Task brief: Only the number is wanted: count the lines that contain "JSON".

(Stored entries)
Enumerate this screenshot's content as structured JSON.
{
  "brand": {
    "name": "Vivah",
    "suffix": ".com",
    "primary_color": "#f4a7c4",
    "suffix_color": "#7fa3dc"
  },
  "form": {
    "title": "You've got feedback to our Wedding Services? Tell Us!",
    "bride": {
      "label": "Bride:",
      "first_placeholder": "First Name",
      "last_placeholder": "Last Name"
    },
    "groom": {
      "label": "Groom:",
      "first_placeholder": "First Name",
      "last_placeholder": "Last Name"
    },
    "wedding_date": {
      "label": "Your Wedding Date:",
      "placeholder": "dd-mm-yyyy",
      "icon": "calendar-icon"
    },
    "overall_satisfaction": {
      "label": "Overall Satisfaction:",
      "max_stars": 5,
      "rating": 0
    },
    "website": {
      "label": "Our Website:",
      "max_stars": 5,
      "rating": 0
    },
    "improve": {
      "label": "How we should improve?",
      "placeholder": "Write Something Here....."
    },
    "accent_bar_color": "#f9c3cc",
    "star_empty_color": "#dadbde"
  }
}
--
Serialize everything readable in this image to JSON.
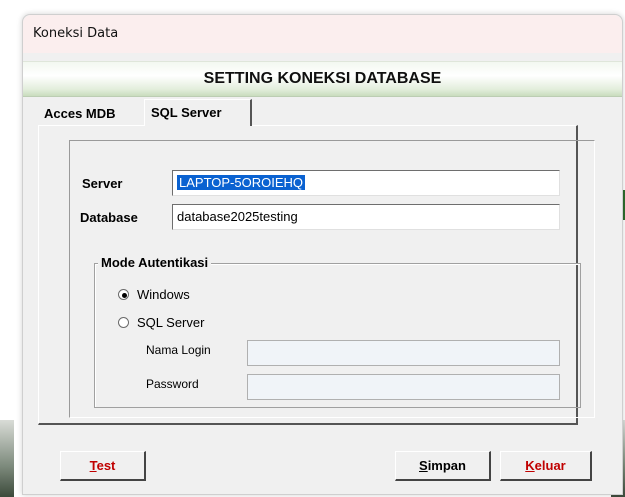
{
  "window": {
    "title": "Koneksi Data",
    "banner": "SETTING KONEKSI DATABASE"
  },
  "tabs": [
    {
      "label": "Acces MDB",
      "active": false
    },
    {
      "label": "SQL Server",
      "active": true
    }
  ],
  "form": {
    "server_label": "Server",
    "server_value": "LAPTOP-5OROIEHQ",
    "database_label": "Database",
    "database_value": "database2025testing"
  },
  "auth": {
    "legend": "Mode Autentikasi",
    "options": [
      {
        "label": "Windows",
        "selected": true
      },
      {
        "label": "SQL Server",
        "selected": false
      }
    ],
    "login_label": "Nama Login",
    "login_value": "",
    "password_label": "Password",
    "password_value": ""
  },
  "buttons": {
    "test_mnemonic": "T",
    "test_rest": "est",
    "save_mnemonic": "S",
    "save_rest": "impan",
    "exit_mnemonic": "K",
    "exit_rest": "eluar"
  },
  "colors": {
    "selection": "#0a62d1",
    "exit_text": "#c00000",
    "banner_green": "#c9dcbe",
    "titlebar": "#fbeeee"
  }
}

Finished exercise: 2